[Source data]
--- Start ---

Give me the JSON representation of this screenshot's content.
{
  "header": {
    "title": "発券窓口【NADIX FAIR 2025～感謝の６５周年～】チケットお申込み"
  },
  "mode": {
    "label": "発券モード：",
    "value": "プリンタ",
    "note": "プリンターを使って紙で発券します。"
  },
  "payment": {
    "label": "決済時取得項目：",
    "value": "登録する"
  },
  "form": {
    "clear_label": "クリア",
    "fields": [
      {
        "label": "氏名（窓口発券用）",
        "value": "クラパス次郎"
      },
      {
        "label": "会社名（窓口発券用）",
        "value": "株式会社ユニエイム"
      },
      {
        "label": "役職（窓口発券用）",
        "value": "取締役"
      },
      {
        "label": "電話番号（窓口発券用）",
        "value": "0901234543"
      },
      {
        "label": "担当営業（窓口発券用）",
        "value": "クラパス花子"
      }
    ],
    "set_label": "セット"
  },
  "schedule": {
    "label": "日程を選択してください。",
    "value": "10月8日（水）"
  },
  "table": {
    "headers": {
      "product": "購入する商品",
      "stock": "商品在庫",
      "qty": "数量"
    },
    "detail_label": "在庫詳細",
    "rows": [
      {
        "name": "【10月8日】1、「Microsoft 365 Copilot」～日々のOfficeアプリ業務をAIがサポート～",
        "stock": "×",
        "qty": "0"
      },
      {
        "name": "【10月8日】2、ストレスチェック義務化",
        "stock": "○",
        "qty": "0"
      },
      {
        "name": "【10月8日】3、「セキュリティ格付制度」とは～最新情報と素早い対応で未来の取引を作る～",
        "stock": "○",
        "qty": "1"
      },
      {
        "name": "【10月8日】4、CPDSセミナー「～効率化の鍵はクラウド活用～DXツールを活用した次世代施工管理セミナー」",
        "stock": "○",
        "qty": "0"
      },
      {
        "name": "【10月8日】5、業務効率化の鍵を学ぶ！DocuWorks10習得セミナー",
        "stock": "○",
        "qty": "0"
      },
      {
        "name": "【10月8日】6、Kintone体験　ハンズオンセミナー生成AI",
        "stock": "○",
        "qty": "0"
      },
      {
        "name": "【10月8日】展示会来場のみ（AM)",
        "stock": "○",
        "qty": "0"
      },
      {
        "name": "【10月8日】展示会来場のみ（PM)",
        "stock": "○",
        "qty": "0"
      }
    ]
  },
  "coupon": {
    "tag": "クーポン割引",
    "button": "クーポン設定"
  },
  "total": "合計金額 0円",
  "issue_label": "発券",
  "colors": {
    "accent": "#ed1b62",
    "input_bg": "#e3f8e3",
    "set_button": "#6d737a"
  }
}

--- End ---

■ GIVEN EXERCISE
Every line above should be written out again exactly as it stands.

■ OUTPUT
Give me the JSON representation of this screenshot's content.
{
  "header": {
    "title": "発券窓口【NADIX FAIR 2025～感謝の６５周年～】チケットお申込み"
  },
  "mode": {
    "label": "発券モード：",
    "value": "プリンタ",
    "note": "プリンターを使って紙で発券します。"
  },
  "payment": {
    "label": "決済時取得項目：",
    "value": "登録する"
  },
  "form": {
    "clear_label": "クリア",
    "fields": [
      {
        "label": "氏名（窓口発券用）",
        "value": "クラパス次郎"
      },
      {
        "label": "会社名（窓口発券用）",
        "value": "株式会社ユニエイム"
      },
      {
        "label": "役職（窓口発券用）",
        "value": "取締役"
      },
      {
        "label": "電話番号（窓口発券用）",
        "value": "0901234543"
      },
      {
        "label": "担当営業（窓口発券用）",
        "value": "クラパス花子"
      }
    ],
    "set_label": "セット"
  },
  "schedule": {
    "label": "日程を選択してください。",
    "value": "10月8日（水）"
  },
  "table": {
    "headers": {
      "product": "購入する商品",
      "stock": "商品在庫",
      "qty": "数量"
    },
    "detail_label": "在庫詳細",
    "rows": [
      {
        "name": "【10月8日】1、「Microsoft 365 Copilot」～日々のOfficeアプリ業務をAIがサポート～",
        "stock": "×",
        "qty": "0"
      },
      {
        "name": "【10月8日】2、ストレスチェック義務化",
        "stock": "○",
        "qty": "0"
      },
      {
        "name": "【10月8日】3、「セキュリティ格付制度」とは～最新情報と素早い対応で未来の取引を作る～",
        "stock": "○",
        "qty": "1"
      },
      {
        "name": "【10月8日】4、CPDSセミナー「～効率化の鍵はクラウド活用～DXツールを活用した次世代施工管理セミナー」",
        "stock": "○",
        "qty": "0"
      },
      {
        "name": "【10月8日】5、業務効率化の鍵を学ぶ！DocuWorks10習得セミナー",
        "stock": "○",
        "qty": "0"
      },
      {
        "name": "【10月8日】6、Kintone体験　ハンズオンセミナー生成AI",
        "stock": "○",
        "qty": "0"
      },
      {
        "name": "【10月8日】展示会来場のみ（AM)",
        "stock": "○",
        "qty": "0"
      },
      {
        "name": "【10月8日】展示会来場のみ（PM)",
        "stock": "○",
        "qty": "0"
      }
    ]
  },
  "coupon": {
    "tag": "クーポン割引",
    "button": "クーポン設定"
  },
  "total": "合計金額 0円",
  "issue_label": "発券",
  "colors": {
    "accent": "#ed1b62",
    "input_bg": "#e3f8e3",
    "set_button": "#6d737a"
  }
}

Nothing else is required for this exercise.